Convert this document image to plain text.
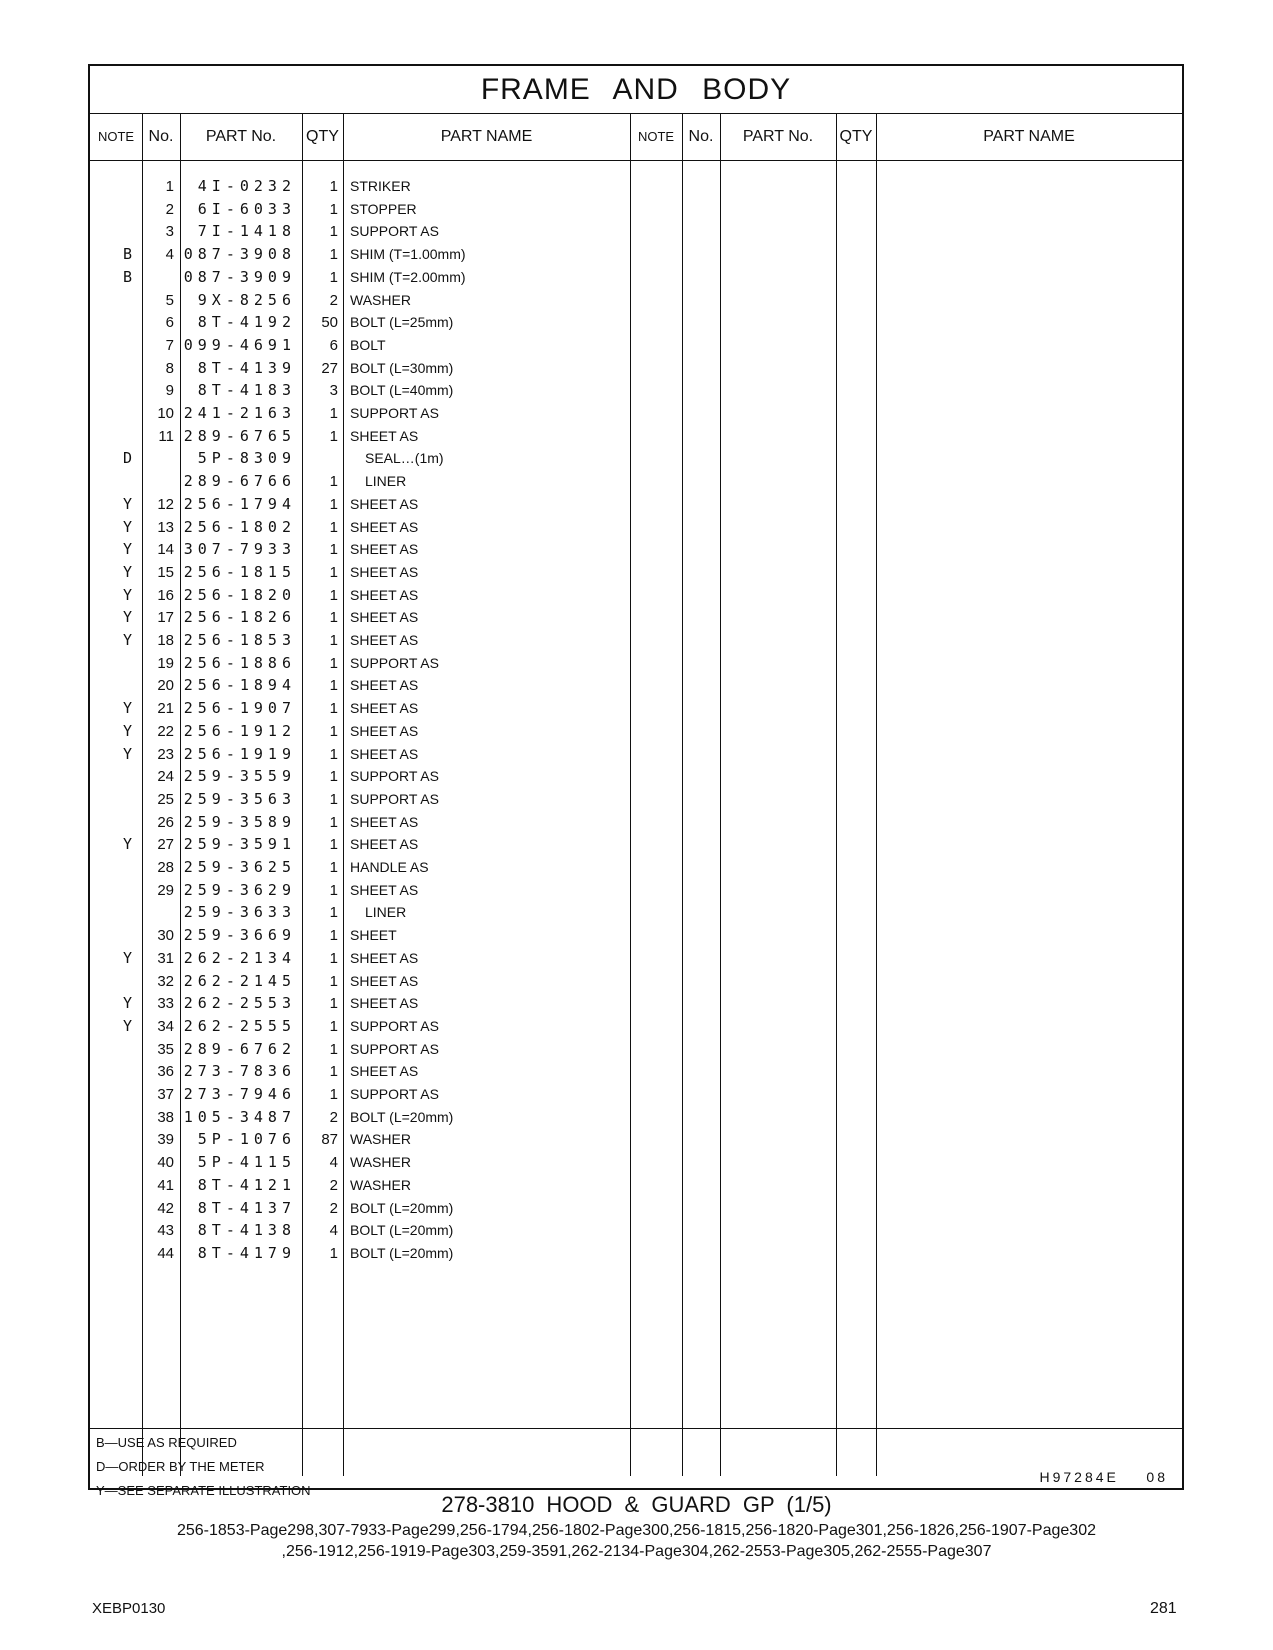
FRAME AND BODY
NOTE No.	PART No.	QTY	PART NAME	NOTE No.	PART No.	QTY	PART NAME
1	4I-0232	1 STRIKER
2	6I-6033	1 STOPPER
3	7I-1418	1 SUPPORT AS
B	4 087-3908	1 SHIM (T=1.00mm)
B	087-3909	1 SHIM (T=2.00mm)
5	9X-8256	2 WASHER
6	8T-4192	50 BOLT (L=25mm)
7 099-4691	6 BOLT
8	8T-4139	27 BOLT (L=30mm)
9	8T-4183	3 BOLT (L=40mm)
10 241-2163	1 SUPPORT AS
11 289-6765	1 SHEET AS
D	5P-8309	SEAL…(1m)
289-6766	1	LINER
Y	12 256-1794	1 SHEET AS
Y	13 256-1802	1 SHEET AS
Y	14 307-7933	1 SHEET AS
Y	15 256-1815	1 SHEET AS
Y	16 256-1820	1 SHEET AS
Y	17 256-1826	1 SHEET AS
Y	18 256-1853	1 SHEET AS
19 256-1886	1 SUPPORT AS
20 256-1894	1 SHEET AS
Y	21 256-1907	1 SHEET AS
Y	22 256-1912	1 SHEET AS
Y	23 256-1919	1 SHEET AS
24 259-3559	1 SUPPORT AS
25 259-3563	1 SUPPORT AS
26 259-3589	1 SHEET AS
Y	27 259-3591	1 SHEET AS
28 259-3625	1 HANDLE AS
29 259-3629	1 SHEET AS
259-3633	1	LINER
30 259-3669	1 SHEET
Y	31 262-2134	1 SHEET AS
32 262-2145	1 SHEET AS
Y	33 262-2553	1 SHEET AS
Y	34 262-2555	1 SUPPORT AS
35 289-6762	1 SUPPORT AS
36 273-7836	1 SHEET AS
37 273-7946	1 SUPPORT AS
38 105-3487	2 BOLT (L=20mm)
39	5P-1076	87 WASHER
40	5P-4115	4 WASHER
41	8T-4121	2 WASHER
42	8T-4137	2 BOLT (L=20mm)
43	8T-4138	4 BOLT (L=20mm)
44	8T-4179	1 BOLT (L=20mm)
B—USE AS REQUIRED
D—ORDER BY THE METER
Y—SEE SEPARATE ILLUSTRATION
H97284E    08
278-3810 HOOD & GUARD GP (1/5)
256-1853-Page298,307-7933-Page299,256-1794,256-1802-Page300,256-1815,256-1820-Page301,256-1826,256-1907-Page302
,256-1912,256-1919-Page303,259-3591,262-2134-Page304,262-2553-Page305,262-2555-Page307
XEBP0130	281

PROBLEM STATEMENT:
In the entries above, find every line with the word "SUPPORT" and list it.

ANSWER FOR THIS EXERCISE:
3	7I-1418	1 SUPPORT AS
10 241-2163	1 SUPPORT AS
19 256-1886	1 SUPPORT AS
24 259-3559	1 SUPPORT AS
25 259-3563	1 SUPPORT AS
Y	34 262-2555	1 SUPPORT AS
35 289-6762	1 SUPPORT AS
37 273-7946	1 SUPPORT AS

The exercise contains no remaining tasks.